[Records that describe figures]
----------

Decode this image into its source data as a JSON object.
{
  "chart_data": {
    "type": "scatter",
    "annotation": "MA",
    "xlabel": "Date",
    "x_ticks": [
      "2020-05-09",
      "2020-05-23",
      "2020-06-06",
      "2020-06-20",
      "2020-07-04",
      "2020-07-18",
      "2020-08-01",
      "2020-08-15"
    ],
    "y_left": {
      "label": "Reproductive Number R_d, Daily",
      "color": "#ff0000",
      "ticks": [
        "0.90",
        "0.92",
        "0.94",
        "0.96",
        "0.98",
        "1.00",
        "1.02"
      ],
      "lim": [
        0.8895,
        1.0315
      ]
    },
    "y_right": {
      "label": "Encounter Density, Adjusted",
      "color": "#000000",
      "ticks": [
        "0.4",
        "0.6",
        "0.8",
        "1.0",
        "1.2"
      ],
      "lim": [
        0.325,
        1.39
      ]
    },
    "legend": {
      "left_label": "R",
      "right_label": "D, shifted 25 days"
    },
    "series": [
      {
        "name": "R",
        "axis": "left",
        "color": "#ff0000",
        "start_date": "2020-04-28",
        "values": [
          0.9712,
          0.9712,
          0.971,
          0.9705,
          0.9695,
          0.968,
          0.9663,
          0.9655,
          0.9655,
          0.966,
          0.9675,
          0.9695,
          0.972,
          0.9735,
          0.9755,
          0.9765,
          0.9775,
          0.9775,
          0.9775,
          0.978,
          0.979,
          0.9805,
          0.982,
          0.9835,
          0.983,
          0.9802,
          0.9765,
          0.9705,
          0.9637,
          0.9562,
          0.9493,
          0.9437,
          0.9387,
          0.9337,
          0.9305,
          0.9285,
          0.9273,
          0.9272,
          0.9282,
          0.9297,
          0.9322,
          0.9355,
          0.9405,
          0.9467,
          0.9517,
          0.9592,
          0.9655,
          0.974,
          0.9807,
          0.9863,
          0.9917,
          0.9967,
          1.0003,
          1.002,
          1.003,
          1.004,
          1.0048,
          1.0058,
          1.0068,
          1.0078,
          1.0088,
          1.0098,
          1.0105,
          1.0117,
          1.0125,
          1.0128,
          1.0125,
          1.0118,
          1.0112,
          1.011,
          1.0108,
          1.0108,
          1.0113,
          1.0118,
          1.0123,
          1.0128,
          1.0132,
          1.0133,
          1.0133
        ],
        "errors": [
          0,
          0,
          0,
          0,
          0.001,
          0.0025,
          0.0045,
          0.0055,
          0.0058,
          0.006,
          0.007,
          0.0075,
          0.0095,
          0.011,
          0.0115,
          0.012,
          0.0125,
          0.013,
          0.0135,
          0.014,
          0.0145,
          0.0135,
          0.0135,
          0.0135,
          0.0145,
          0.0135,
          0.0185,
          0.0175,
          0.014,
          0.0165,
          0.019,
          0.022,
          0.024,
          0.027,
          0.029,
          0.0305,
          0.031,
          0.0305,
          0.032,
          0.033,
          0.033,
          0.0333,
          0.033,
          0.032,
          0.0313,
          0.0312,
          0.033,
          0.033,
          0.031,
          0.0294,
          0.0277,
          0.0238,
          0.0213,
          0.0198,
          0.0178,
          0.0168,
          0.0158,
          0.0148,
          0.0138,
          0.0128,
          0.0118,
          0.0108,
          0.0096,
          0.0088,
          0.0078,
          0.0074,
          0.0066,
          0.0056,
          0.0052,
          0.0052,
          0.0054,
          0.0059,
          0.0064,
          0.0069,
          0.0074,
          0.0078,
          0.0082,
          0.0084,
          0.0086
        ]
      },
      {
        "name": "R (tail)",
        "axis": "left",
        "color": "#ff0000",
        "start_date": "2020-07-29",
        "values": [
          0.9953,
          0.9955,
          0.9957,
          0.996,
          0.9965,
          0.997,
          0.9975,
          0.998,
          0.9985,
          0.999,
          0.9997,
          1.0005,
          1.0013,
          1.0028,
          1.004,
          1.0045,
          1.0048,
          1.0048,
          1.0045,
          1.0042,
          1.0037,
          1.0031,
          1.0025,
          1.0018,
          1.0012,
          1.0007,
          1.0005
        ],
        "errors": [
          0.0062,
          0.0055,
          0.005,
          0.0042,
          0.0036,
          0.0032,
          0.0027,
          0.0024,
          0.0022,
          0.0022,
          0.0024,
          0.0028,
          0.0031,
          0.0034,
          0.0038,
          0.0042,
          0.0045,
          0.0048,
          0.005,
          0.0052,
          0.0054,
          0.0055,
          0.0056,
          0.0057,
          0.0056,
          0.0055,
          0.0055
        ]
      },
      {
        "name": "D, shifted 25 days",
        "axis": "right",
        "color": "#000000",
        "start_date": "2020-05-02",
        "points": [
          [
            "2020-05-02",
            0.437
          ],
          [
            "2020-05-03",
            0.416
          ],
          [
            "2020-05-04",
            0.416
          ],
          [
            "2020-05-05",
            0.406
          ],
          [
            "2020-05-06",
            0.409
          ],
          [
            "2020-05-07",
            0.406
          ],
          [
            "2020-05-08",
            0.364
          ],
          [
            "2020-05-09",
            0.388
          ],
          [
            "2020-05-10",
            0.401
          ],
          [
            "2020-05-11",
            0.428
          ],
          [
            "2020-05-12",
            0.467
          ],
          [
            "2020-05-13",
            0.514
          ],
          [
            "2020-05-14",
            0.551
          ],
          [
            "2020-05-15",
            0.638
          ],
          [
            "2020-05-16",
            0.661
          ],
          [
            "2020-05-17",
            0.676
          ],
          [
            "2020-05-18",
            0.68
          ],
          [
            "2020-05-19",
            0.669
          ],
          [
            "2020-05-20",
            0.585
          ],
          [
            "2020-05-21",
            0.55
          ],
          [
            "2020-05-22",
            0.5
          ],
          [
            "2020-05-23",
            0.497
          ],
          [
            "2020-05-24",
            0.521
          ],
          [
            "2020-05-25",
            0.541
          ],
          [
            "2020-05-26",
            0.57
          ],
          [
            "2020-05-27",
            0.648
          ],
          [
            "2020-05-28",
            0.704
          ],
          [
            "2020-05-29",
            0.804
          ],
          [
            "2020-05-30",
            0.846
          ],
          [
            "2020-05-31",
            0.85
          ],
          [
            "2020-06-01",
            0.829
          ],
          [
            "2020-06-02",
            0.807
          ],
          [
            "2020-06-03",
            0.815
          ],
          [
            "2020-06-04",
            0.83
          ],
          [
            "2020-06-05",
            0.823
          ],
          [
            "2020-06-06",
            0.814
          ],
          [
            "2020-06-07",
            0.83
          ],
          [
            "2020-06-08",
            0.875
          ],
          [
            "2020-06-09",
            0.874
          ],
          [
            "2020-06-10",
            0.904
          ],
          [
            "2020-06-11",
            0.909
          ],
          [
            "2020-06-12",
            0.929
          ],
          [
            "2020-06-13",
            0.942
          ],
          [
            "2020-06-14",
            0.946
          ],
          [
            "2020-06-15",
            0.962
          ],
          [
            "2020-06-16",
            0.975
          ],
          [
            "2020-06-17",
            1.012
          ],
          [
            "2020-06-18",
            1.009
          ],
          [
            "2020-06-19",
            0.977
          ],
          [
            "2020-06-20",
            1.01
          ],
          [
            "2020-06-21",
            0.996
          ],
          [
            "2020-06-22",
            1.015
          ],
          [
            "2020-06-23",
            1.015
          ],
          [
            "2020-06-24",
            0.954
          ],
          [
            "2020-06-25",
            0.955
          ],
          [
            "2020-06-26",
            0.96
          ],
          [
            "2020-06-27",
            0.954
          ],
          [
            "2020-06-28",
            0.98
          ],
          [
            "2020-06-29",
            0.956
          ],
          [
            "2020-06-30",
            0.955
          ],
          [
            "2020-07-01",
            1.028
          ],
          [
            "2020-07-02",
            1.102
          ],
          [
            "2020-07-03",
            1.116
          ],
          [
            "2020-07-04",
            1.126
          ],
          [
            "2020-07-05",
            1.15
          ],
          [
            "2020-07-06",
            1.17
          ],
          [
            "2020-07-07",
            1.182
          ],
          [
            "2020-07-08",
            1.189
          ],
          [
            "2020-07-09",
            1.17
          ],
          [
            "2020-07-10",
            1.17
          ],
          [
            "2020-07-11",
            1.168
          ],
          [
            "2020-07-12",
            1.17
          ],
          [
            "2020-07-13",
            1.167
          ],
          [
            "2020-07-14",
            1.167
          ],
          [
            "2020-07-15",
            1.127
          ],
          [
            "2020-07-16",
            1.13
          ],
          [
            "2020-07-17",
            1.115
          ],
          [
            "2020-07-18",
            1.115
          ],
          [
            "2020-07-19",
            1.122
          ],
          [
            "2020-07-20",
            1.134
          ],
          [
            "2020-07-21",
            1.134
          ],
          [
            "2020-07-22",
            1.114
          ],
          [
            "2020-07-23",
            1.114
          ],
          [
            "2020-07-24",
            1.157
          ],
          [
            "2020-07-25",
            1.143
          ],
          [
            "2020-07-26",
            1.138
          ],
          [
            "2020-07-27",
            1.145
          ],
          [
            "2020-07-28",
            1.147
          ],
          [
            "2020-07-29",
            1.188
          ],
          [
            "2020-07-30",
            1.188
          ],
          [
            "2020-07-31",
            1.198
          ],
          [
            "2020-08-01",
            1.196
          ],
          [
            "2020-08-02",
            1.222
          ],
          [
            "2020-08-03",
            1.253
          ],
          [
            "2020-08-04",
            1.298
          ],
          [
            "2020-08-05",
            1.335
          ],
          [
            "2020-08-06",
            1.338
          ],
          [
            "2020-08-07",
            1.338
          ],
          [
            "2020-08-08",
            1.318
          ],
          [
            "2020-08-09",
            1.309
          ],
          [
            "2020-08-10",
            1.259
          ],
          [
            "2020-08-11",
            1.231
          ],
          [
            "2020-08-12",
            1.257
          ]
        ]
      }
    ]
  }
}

----------

* _TASK DETAILS_
Wherever the word "shifted" occurs in a line of the listing, copy that line.

* _SOLVED PROBLEM_
      "right_label": "D, shifted 25 days"
        "name": "D, shifted 25 days",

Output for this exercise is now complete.